YOUR INSTRUCTIONS: Collect every line in the records below that contains the word "连接正常".

(Dataset excerpts)
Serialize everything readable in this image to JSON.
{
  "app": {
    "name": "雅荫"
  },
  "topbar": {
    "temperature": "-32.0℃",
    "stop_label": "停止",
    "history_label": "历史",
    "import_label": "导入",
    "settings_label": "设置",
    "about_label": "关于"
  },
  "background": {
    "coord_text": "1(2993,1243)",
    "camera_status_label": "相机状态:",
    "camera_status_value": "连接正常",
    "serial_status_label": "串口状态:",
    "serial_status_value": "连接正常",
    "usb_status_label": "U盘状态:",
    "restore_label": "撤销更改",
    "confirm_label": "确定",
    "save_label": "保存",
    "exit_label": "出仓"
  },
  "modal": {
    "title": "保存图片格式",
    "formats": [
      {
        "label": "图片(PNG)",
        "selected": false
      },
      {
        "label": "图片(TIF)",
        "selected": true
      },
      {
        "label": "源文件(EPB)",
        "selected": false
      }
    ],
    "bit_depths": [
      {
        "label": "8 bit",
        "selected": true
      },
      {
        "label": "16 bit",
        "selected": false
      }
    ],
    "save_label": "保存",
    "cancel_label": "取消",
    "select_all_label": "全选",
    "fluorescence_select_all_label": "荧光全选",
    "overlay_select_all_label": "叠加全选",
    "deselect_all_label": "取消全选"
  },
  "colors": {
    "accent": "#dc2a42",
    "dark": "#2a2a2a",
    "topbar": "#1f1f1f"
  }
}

CORRECT OUTPUT:
    "camera_status_value": "连接正常",
    "serial_status_value": "连接正常",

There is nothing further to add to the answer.